# REQUIREMENT
Copy each entry as it stands, leaving nothing out.
#### RECORDS SUPPLIED
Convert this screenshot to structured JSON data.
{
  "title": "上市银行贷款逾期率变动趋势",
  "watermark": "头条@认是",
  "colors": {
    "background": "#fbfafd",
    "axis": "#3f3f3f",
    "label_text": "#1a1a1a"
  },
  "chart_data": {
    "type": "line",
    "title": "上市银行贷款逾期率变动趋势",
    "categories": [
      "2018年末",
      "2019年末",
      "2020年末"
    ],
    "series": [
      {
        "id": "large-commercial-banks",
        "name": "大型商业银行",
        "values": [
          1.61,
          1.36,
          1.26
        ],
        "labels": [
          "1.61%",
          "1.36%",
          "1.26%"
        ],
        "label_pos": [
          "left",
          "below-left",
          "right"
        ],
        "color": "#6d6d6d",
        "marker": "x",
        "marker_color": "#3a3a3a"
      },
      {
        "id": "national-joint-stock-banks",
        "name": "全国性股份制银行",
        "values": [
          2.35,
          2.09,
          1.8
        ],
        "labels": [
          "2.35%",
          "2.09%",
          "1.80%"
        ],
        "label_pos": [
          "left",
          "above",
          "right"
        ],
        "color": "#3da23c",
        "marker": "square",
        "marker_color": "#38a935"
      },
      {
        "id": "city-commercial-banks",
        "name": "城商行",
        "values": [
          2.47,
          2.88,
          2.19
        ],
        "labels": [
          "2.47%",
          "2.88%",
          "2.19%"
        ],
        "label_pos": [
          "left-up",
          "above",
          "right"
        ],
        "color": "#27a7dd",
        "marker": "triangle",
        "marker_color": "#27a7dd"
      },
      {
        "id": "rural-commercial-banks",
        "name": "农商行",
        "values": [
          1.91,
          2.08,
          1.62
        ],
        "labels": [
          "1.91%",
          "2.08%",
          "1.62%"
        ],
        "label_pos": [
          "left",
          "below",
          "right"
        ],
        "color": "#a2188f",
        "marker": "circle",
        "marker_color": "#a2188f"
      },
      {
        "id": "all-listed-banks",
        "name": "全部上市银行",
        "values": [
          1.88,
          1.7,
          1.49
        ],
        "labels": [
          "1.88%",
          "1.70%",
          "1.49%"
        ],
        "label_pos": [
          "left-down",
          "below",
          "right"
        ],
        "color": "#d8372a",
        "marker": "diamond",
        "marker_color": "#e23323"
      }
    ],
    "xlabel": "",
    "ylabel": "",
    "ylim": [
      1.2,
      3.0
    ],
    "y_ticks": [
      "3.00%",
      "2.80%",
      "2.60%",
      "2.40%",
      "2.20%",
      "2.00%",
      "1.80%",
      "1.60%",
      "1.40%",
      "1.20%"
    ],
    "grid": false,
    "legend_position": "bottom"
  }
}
########
# WRITTEN RESPONSE
Convert this screenshot to structured JSON data.
{
  "title": "上市银行贷款逾期率变动趋势",
  "watermark": "头条@认是",
  "colors": {
    "background": "#fbfafd",
    "axis": "#3f3f3f",
    "label_text": "#1a1a1a"
  },
  "chart_data": {
    "type": "line",
    "title": "上市银行贷款逾期率变动趋势",
    "categories": [
      "2018年末",
      "2019年末",
      "2020年末"
    ],
    "series": [
      {
        "id": "large-commercial-banks",
        "name": "大型商业银行",
        "values": [
          1.61,
          1.36,
          1.26
        ],
        "labels": [
          "1.61%",
          "1.36%",
          "1.26%"
        ],
        "label_pos": [
          "left",
          "below-left",
          "right"
        ],
        "color": "#6d6d6d",
        "marker": "x",
        "marker_color": "#3a3a3a"
      },
      {
        "id": "national-joint-stock-banks",
        "name": "全国性股份制银行",
        "values": [
          2.35,
          2.09,
          1.8
        ],
        "labels": [
          "2.35%",
          "2.09%",
          "1.80%"
        ],
        "label_pos": [
          "left",
          "above",
          "right"
        ],
        "color": "#3da23c",
        "marker": "square",
        "marker_color": "#38a935"
      },
      {
        "id": "city-commercial-banks",
        "name": "城商行",
        "values": [
          2.47,
          2.88,
          2.19
        ],
        "labels": [
          "2.47%",
          "2.88%",
          "2.19%"
        ],
        "label_pos": [
          "left-up",
          "above",
          "right"
        ],
        "color": "#27a7dd",
        "marker": "triangle",
        "marker_color": "#27a7dd"
      },
      {
        "id": "rural-commercial-banks",
        "name": "农商行",
        "values": [
          1.91,
          2.08,
          1.62
        ],
        "labels": [
          "1.91%",
          "2.08%",
          "1.62%"
        ],
        "label_pos": [
          "left",
          "below",
          "right"
        ],
        "color": "#a2188f",
        "marker": "circle",
        "marker_color": "#a2188f"
      },
      {
        "id": "all-listed-banks",
        "name": "全部上市银行",
        "values": [
          1.88,
          1.7,
          1.49
        ],
        "labels": [
          "1.88%",
          "1.70%",
          "1.49%"
        ],
        "label_pos": [
          "left-down",
          "below",
          "right"
        ],
        "color": "#d8372a",
        "marker": "diamond",
        "marker_color": "#e23323"
      }
    ],
    "xlabel": "",
    "ylabel": "",
    "ylim": [
      1.2,
      3.0
    ],
    "y_ticks": [
      "3.00%",
      "2.80%",
      "2.60%",
      "2.40%",
      "2.20%",
      "2.00%",
      "1.80%",
      "1.60%",
      "1.40%",
      "1.20%"
    ],
    "grid": false,
    "legend_position": "bottom"
  }
}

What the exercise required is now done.